* start Given information *

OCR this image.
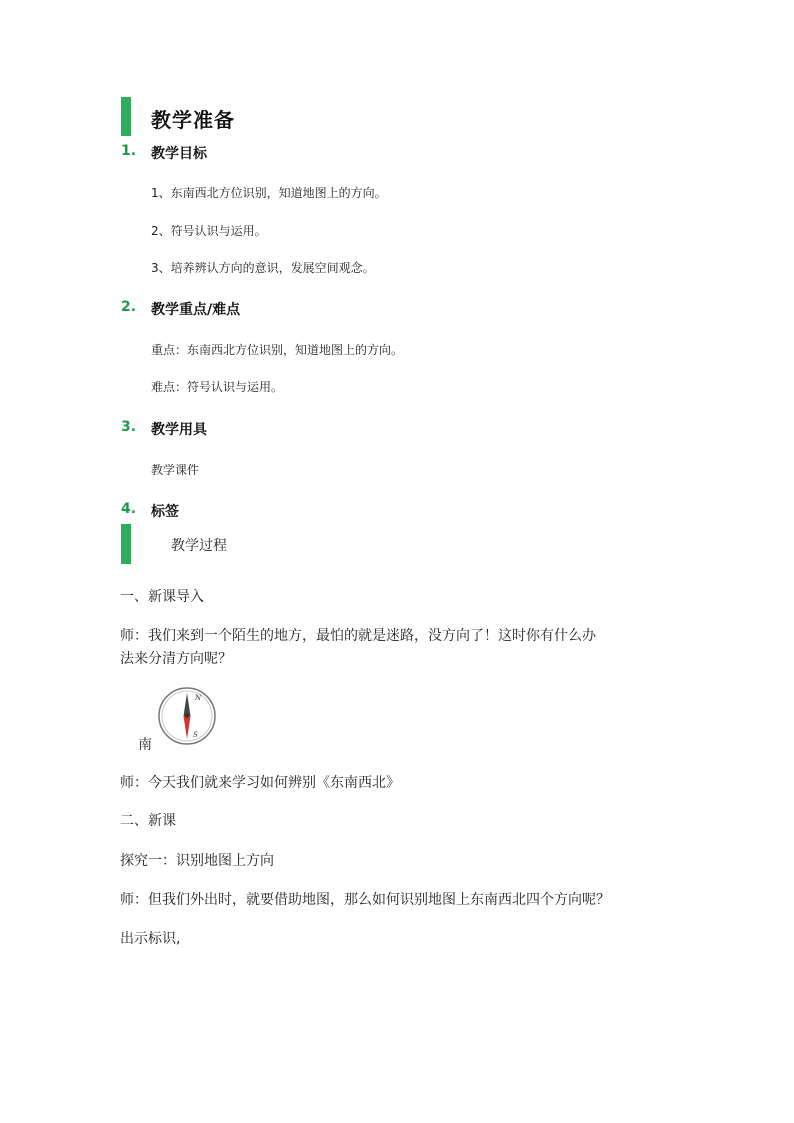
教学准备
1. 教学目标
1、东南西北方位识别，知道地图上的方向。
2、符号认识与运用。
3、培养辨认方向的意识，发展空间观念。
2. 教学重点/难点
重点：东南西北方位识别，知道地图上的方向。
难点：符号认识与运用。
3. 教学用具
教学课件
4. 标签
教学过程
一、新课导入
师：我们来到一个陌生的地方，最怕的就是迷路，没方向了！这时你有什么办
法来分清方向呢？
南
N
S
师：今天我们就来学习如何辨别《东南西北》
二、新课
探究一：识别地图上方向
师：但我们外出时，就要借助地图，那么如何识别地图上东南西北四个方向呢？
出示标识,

* end Given information *
* start Given information *

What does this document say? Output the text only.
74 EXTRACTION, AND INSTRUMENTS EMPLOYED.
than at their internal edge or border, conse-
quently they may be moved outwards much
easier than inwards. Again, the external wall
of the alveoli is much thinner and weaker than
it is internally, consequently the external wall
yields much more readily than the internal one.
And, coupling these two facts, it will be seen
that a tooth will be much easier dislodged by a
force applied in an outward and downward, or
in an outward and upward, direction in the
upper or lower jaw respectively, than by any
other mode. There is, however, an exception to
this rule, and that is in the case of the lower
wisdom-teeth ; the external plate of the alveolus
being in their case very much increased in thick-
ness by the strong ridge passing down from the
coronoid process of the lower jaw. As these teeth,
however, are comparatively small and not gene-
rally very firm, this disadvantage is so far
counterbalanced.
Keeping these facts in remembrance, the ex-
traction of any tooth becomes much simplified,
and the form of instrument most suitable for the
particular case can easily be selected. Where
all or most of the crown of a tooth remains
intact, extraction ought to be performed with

* end Given information *
* start Given information *

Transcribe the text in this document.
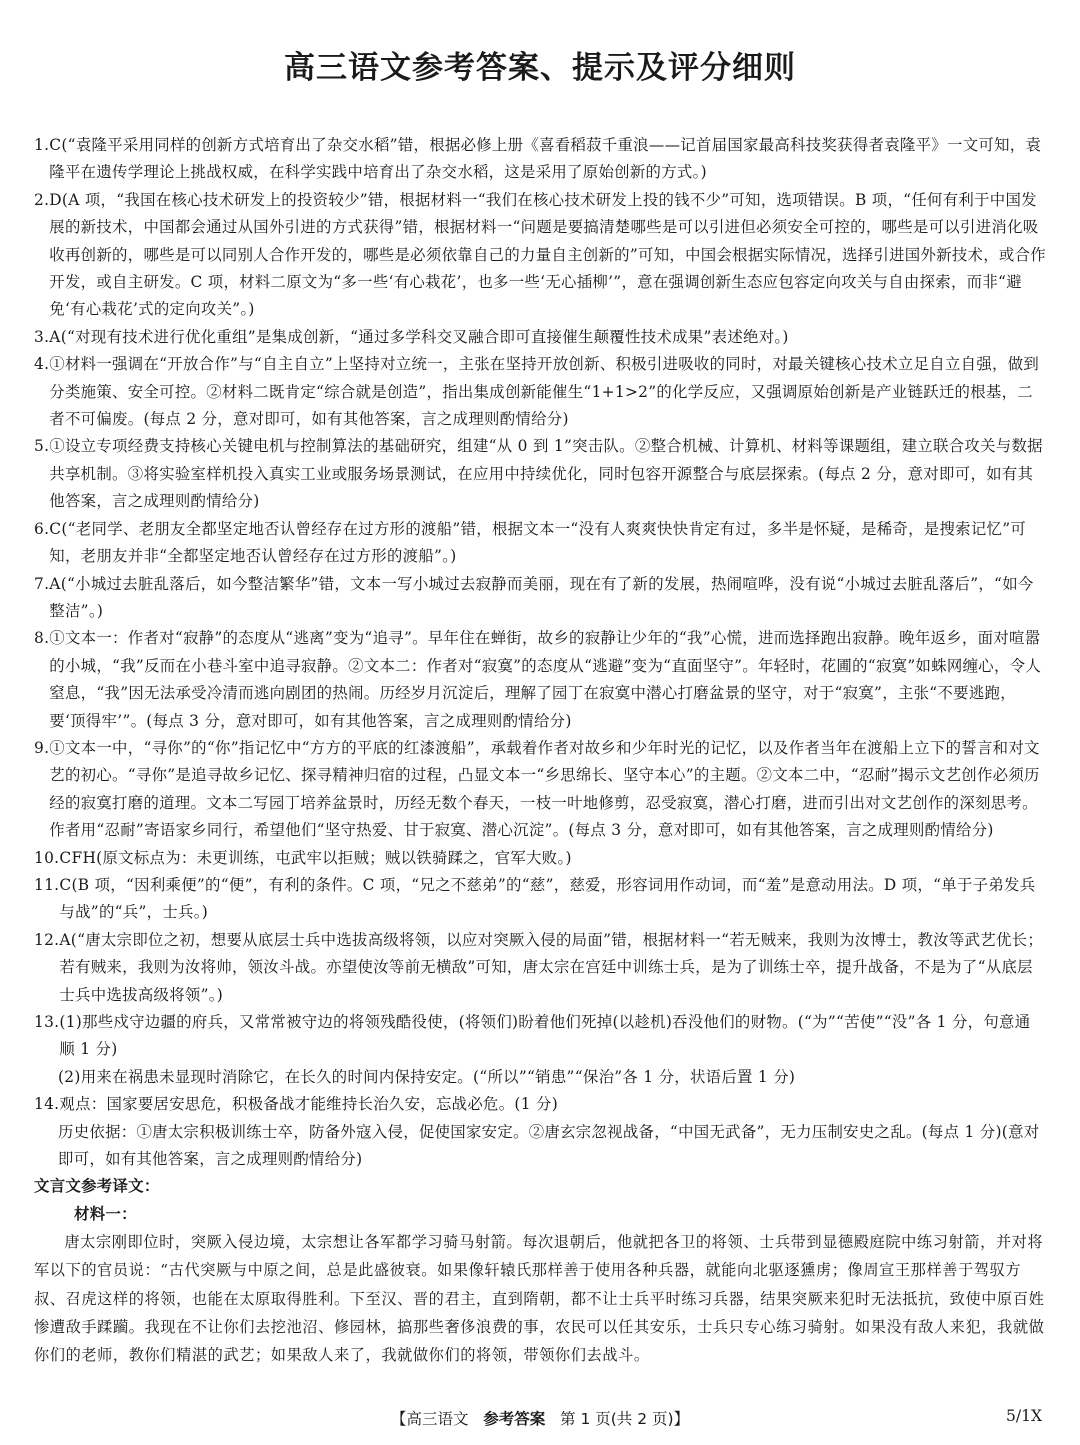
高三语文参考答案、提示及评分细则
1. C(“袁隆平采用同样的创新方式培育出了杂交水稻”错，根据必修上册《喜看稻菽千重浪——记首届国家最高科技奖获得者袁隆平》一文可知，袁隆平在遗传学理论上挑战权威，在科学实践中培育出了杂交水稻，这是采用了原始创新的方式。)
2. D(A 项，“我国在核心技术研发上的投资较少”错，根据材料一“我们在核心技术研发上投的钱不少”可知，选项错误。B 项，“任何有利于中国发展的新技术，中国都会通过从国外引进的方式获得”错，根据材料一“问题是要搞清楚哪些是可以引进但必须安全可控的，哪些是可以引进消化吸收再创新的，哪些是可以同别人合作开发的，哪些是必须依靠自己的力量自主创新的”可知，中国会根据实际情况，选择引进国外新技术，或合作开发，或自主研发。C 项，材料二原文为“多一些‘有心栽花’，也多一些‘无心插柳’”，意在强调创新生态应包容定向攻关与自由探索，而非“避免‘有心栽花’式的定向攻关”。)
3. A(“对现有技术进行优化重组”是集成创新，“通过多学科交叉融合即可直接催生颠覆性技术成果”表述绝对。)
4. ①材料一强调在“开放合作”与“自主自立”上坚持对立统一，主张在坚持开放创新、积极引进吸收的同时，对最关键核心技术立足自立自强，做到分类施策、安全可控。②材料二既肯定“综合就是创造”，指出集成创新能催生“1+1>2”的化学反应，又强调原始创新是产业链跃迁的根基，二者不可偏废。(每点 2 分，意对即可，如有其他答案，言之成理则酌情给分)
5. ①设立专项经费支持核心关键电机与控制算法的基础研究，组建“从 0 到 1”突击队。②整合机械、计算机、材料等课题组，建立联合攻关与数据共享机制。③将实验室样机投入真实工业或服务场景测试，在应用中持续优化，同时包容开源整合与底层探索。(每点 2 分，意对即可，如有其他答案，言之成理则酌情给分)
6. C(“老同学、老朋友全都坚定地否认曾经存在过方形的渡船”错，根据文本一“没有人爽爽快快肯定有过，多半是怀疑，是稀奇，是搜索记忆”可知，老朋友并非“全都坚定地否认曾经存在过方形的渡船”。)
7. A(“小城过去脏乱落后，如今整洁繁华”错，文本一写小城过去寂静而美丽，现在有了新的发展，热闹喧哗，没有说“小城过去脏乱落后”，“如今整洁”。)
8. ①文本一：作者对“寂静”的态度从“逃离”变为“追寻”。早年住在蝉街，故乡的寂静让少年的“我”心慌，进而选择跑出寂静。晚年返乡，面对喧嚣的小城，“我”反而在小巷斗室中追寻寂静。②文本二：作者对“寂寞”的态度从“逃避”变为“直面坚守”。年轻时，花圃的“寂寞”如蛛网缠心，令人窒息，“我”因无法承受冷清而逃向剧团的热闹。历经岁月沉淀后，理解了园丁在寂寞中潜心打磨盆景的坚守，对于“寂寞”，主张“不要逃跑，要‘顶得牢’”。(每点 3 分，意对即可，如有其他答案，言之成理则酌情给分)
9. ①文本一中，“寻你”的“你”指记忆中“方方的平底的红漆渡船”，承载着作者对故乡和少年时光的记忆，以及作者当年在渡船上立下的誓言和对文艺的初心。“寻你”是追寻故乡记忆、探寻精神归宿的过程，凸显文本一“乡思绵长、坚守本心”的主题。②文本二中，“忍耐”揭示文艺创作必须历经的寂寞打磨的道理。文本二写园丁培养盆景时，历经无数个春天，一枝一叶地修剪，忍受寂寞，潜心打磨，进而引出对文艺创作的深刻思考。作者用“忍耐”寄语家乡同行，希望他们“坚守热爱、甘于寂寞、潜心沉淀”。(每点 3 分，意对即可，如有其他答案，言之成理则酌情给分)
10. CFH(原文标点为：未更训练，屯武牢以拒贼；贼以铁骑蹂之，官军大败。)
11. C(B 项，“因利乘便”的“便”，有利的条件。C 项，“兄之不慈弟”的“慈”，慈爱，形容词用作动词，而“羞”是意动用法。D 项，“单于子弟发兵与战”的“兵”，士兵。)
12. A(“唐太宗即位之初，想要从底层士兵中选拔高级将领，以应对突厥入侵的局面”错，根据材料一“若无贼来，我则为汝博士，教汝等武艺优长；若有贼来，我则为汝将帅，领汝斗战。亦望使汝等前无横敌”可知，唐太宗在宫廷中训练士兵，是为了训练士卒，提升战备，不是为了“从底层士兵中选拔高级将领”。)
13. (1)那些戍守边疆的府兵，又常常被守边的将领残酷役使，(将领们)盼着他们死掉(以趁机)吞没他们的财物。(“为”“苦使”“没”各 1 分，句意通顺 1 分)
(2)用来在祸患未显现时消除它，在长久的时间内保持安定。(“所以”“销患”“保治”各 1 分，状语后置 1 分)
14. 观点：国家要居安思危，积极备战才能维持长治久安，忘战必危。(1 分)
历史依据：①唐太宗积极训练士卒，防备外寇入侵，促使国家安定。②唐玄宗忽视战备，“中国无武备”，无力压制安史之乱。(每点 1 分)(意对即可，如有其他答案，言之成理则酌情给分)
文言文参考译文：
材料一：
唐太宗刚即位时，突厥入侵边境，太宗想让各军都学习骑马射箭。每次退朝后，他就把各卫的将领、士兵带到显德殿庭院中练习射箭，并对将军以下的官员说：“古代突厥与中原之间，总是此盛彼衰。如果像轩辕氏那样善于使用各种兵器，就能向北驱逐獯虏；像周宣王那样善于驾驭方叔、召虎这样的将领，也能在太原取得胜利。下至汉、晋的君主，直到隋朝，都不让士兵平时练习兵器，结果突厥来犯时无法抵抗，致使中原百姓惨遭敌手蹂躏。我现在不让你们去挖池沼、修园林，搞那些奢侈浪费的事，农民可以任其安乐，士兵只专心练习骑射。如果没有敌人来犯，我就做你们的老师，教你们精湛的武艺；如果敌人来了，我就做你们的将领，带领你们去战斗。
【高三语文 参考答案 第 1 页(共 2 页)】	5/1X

* end Given information *

[Problem to work on]: Lines containing the word "that" must all be returned from the material above.

[Completed task]:
that a tooth will be much easier dislodged by a
this rule, and that is in the case of the lower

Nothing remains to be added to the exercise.